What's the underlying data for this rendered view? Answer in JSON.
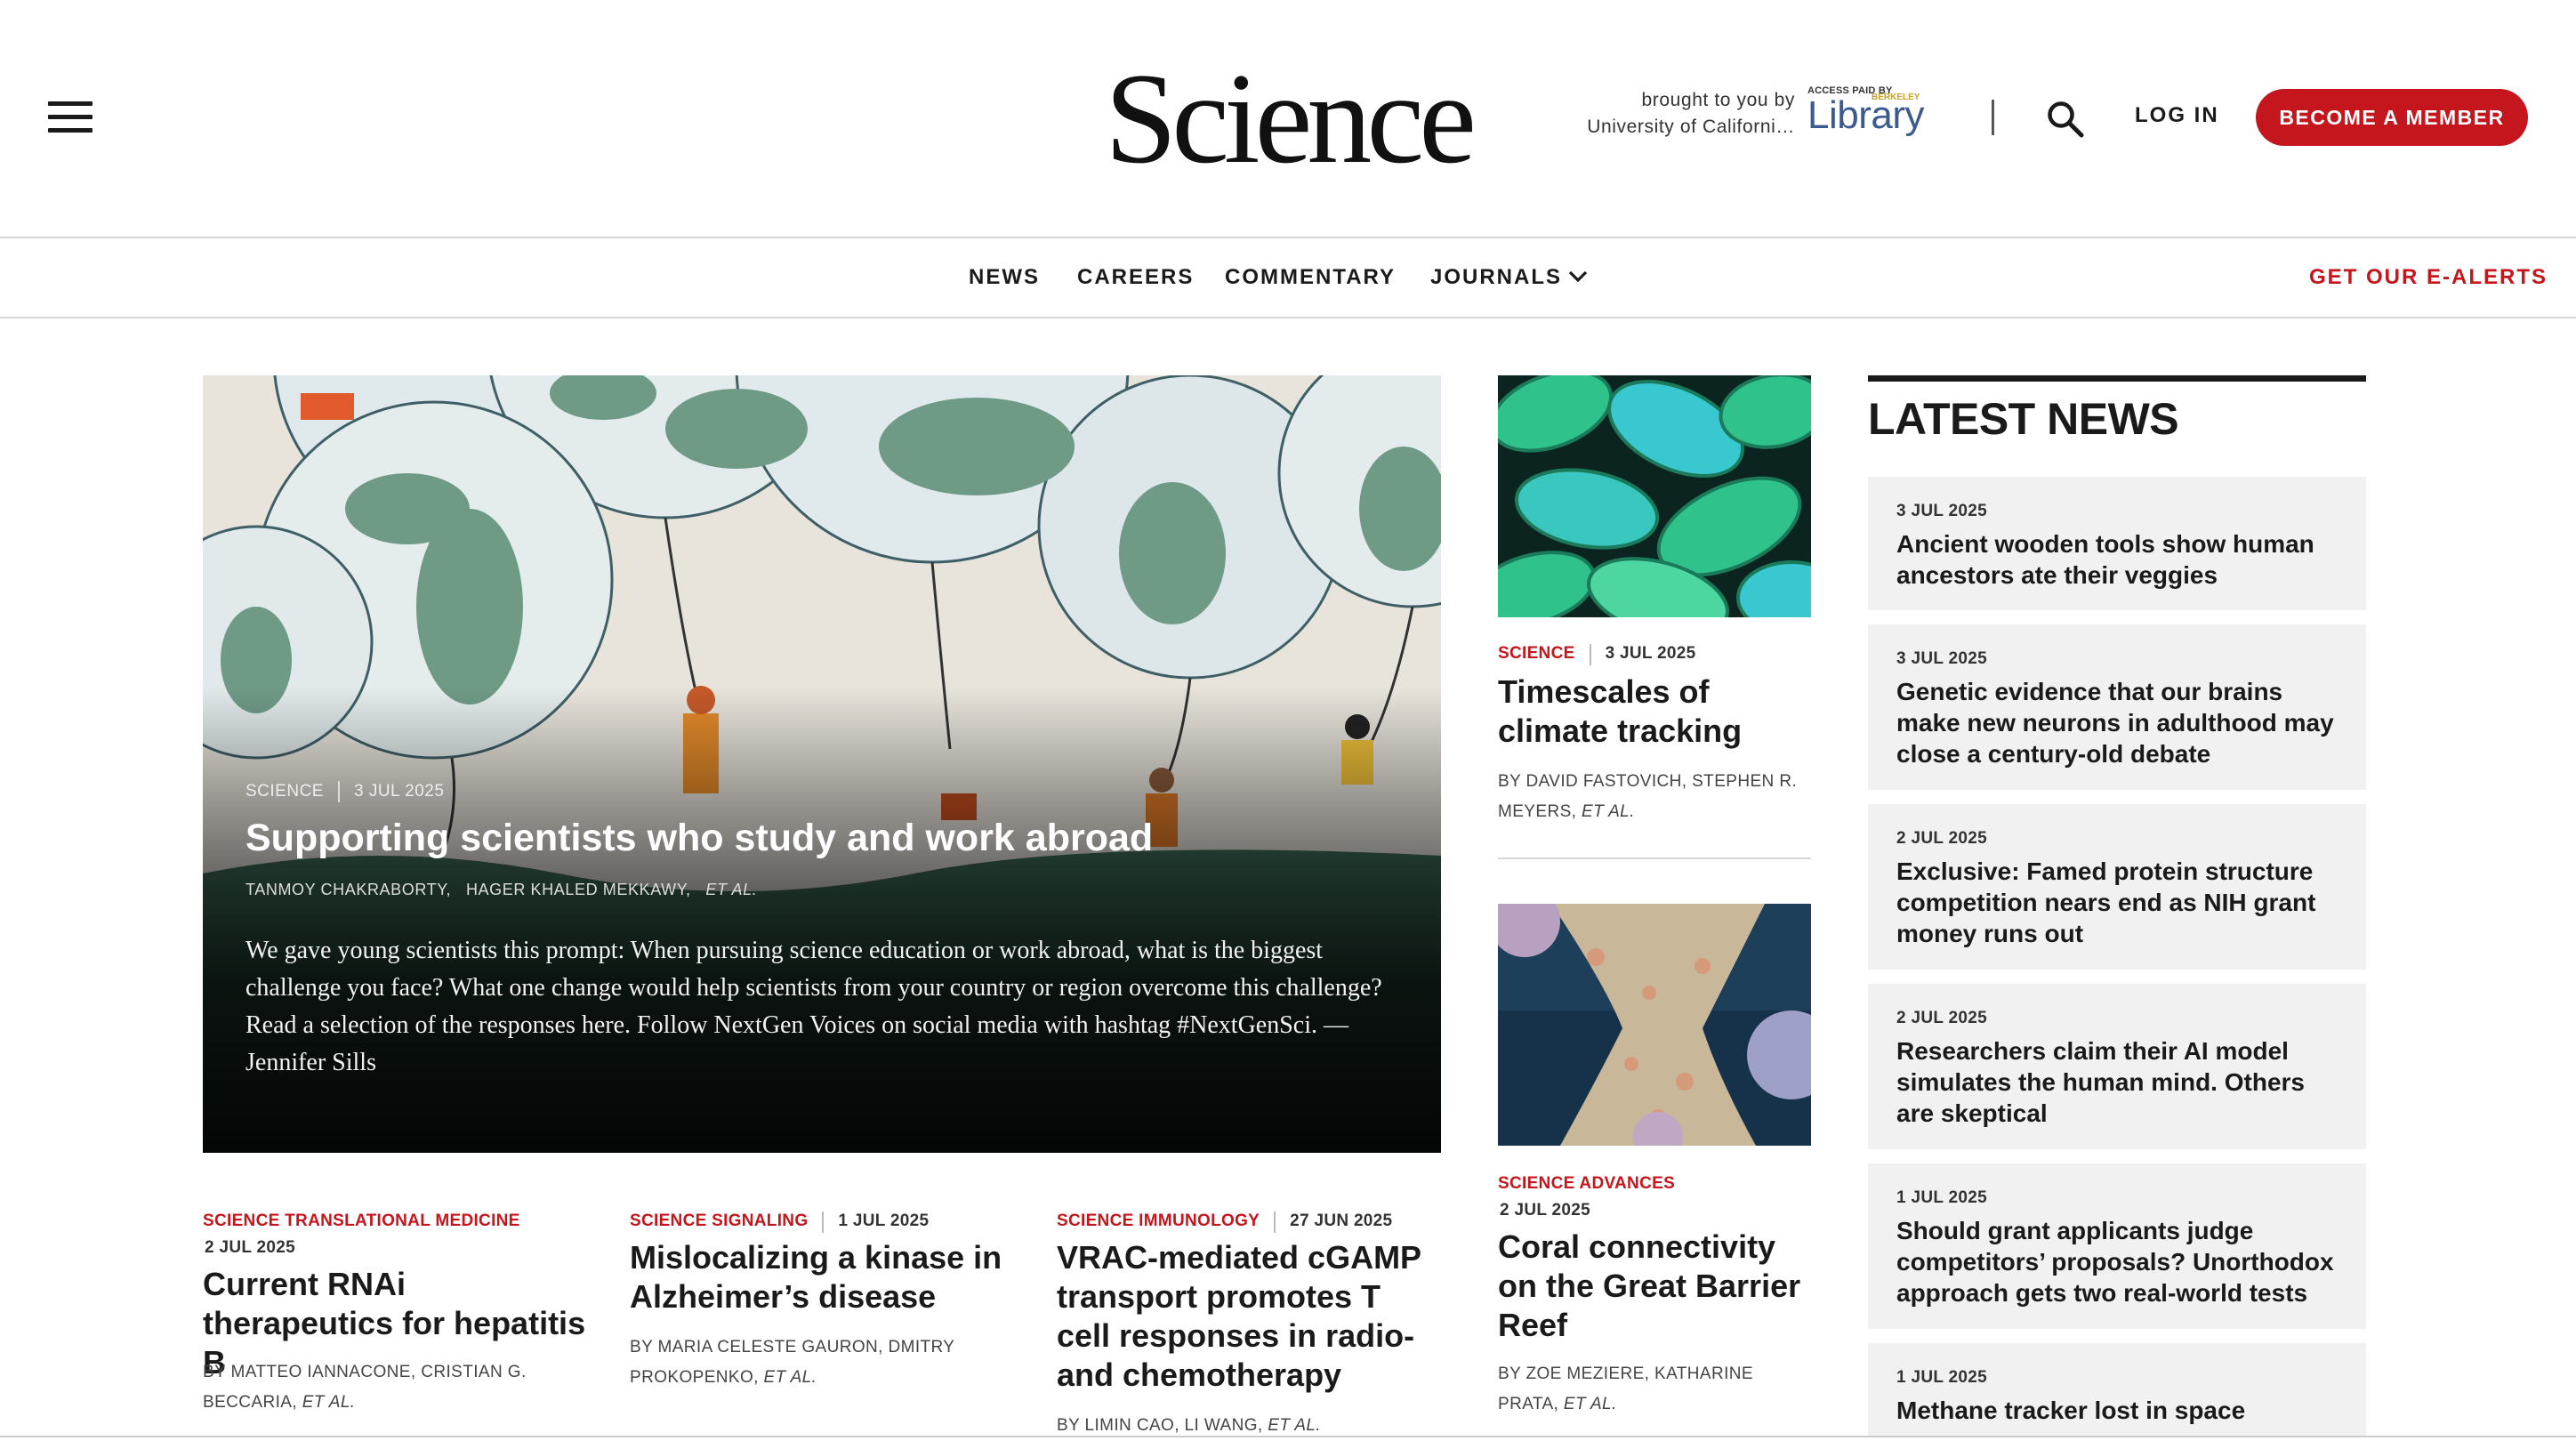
{
  "header": {
    "logo": "Science",
    "brought_line1": "brought to you by",
    "brought_line2": "University of Californi…",
    "library_small": "ACCESS PAID BY",
    "library_sub": "BERKELEY",
    "library_name": "Library",
    "login": "LOG IN",
    "member": "BECOME A MEMBER"
  },
  "nav": {
    "items": [
      "NEWS",
      "CAREERS",
      "COMMENTARY",
      "JOURNALS"
    ],
    "alerts": "GET OUR E-ALERTS"
  },
  "hero": {
    "kicker": "SCIENCE",
    "date": "3 JUL 2025",
    "title": "Supporting scientists who study and work abroad",
    "authors": [
      "TANMOY CHAKRABORTY,",
      "HAGER KHALED MEKKAWY,",
      "ET AL."
    ],
    "description": "We gave young scientists this prompt: When pursuing science education or work abroad, what is the biggest challenge you face? What one change would help scientists from your country or region overcome this challenge? Read a selection of the responses here. Follow NextGen Voices on social media with hashtag #NextGenSci. —Jennifer Sills"
  },
  "side_cards": [
    {
      "kicker": "SCIENCE",
      "date": "3 JUL 2025",
      "title": "Timescales of climate tracking",
      "byline": "BY DAVID FASTOVICH,  STEPHEN R. MEYERS,",
      "etal": "ET AL."
    },
    {
      "kicker": "SCIENCE ADVANCES",
      "date": "2 JUL 2025",
      "title": "Coral connectivity on the Great Barrier Reef",
      "byline": "BY ZOE MEZIERE,  KATHARINE PRATA,",
      "etal": "ET AL."
    }
  ],
  "bottom_cards": [
    {
      "kicker": "SCIENCE TRANSLATIONAL MEDICINE",
      "date": "2 JUL 2025",
      "title": "Current RNAi therapeutics for hepatitis B",
      "byline": "BY MATTEO IANNACONE,  CRISTIAN G. BECCARIA,",
      "etal": "ET AL."
    },
    {
      "kicker": "SCIENCE SIGNALING",
      "date": "1 JUL 2025",
      "title": "Mislocalizing a kinase in Alzheimer’s disease",
      "byline": "BY MARIA CELESTE GAURON,  DMITRY PROKOPENKO,",
      "etal": "ET AL."
    },
    {
      "kicker": "SCIENCE IMMUNOLOGY",
      "date": "27 JUN 2025",
      "title": "VRAC-mediated cGAMP transport promotes T cell responses in radio- and chemotherapy",
      "byline": "BY LIMIN CAO,  LI WANG,",
      "etal": "ET AL."
    }
  ],
  "latest_news": {
    "heading": "LATEST NEWS",
    "items": [
      {
        "date": "3 JUL 2025",
        "title": "Ancient wooden tools show human ancestors ate their veggies"
      },
      {
        "date": "3 JUL 2025",
        "title": "Genetic evidence that our brains make new neurons in adulthood may close a century-old debate"
      },
      {
        "date": "2 JUL 2025",
        "title": "Exclusive: Famed protein structure competition nears end as NIH grant money runs out"
      },
      {
        "date": "2 JUL 2025",
        "title": "Researchers claim their AI model simulates the human mind. Others are skeptical"
      },
      {
        "date": "1 JUL 2025",
        "title": "Should grant applicants judge competitors’ proposals? Unorthodox approach gets two real-world tests"
      },
      {
        "date": "1 JUL 2025",
        "title": "Methane tracker lost in space"
      }
    ]
  },
  "colors": {
    "brand_red": "#c4161c",
    "text": "#1a1a1a",
    "card_bg": "#f1f1f1"
  },
  "icons": [
    "hamburger-menu-icon",
    "search-icon",
    "chevron-down-icon"
  ]
}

^^^^^^^^^^^^^^^^

**Brief**.
Each entry is to be output exactly, and no picture is to appear.

**Exercise response**.
What's the underlying data for this rendered view? Answer in JSON.
{
  "header": {
    "logo": "Science",
    "brought_line1": "brought to you by",
    "brought_line2": "University of Californi…",
    "library_small": "ACCESS PAID BY",
    "library_sub": "BERKELEY",
    "library_name": "Library",
    "login": "LOG IN",
    "member": "BECOME A MEMBER"
  },
  "nav": {
    "items": [
      "NEWS",
      "CAREERS",
      "COMMENTARY",
      "JOURNALS"
    ],
    "alerts": "GET OUR E-ALERTS"
  },
  "hero": {
    "kicker": "SCIENCE",
    "date": "3 JUL 2025",
    "title": "Supporting scientists who study and work abroad",
    "authors": [
      "TANMOY CHAKRABORTY,",
      "HAGER KHALED MEKKAWY,",
      "ET AL."
    ],
    "description": "We gave young scientists this prompt: When pursuing science education or work abroad, what is the biggest challenge you face? What one change would help scientists from your country or region overcome this challenge? Read a selection of the responses here. Follow NextGen Voices on social media with hashtag #NextGenSci. —Jennifer Sills"
  },
  "side_cards": [
    {
      "kicker": "SCIENCE",
      "date": "3 JUL 2025",
      "title": "Timescales of climate tracking",
      "byline": "BY DAVID FASTOVICH,  STEPHEN R. MEYERS,",
      "etal": "ET AL."
    },
    {
      "kicker": "SCIENCE ADVANCES",
      "date": "2 JUL 2025",
      "title": "Coral connectivity on the Great Barrier Reef",
      "byline": "BY ZOE MEZIERE,  KATHARINE PRATA,",
      "etal": "ET AL."
    }
  ],
  "bottom_cards": [
    {
      "kicker": "SCIENCE TRANSLATIONAL MEDICINE",
      "date": "2 JUL 2025",
      "title": "Current RNAi therapeutics for hepatitis B",
      "byline": "BY MATTEO IANNACONE,  CRISTIAN G. BECCARIA,",
      "etal": "ET AL."
    },
    {
      "kicker": "SCIENCE SIGNALING",
      "date": "1 JUL 2025",
      "title": "Mislocalizing a kinase in Alzheimer’s disease",
      "byline": "BY MARIA CELESTE GAURON,  DMITRY PROKOPENKO,",
      "etal": "ET AL."
    },
    {
      "kicker": "SCIENCE IMMUNOLOGY",
      "date": "27 JUN 2025",
      "title": "VRAC-mediated cGAMP transport promotes T cell responses in radio- and chemotherapy",
      "byline": "BY LIMIN CAO,  LI WANG,",
      "etal": "ET AL."
    }
  ],
  "latest_news": {
    "heading": "LATEST NEWS",
    "items": [
      {
        "date": "3 JUL 2025",
        "title": "Ancient wooden tools show human ancestors ate their veggies"
      },
      {
        "date": "3 JUL 2025",
        "title": "Genetic evidence that our brains make new neurons in adulthood may close a century-old debate"
      },
      {
        "date": "2 JUL 2025",
        "title": "Exclusive: Famed protein structure competition nears end as NIH grant money runs out"
      },
      {
        "date": "2 JUL 2025",
        "title": "Researchers claim their AI model simulates the human mind. Others are skeptical"
      },
      {
        "date": "1 JUL 2025",
        "title": "Should grant applicants judge competitors’ proposals? Unorthodox approach gets two real-world tests"
      },
      {
        "date": "1 JUL 2025",
        "title": "Methane tracker lost in space"
      }
    ]
  },
  "colors": {
    "brand_red": "#c4161c",
    "text": "#1a1a1a",
    "card_bg": "#f1f1f1"
  },
  "icons": [
    "hamburger-menu-icon",
    "search-icon",
    "chevron-down-icon"
  ]
}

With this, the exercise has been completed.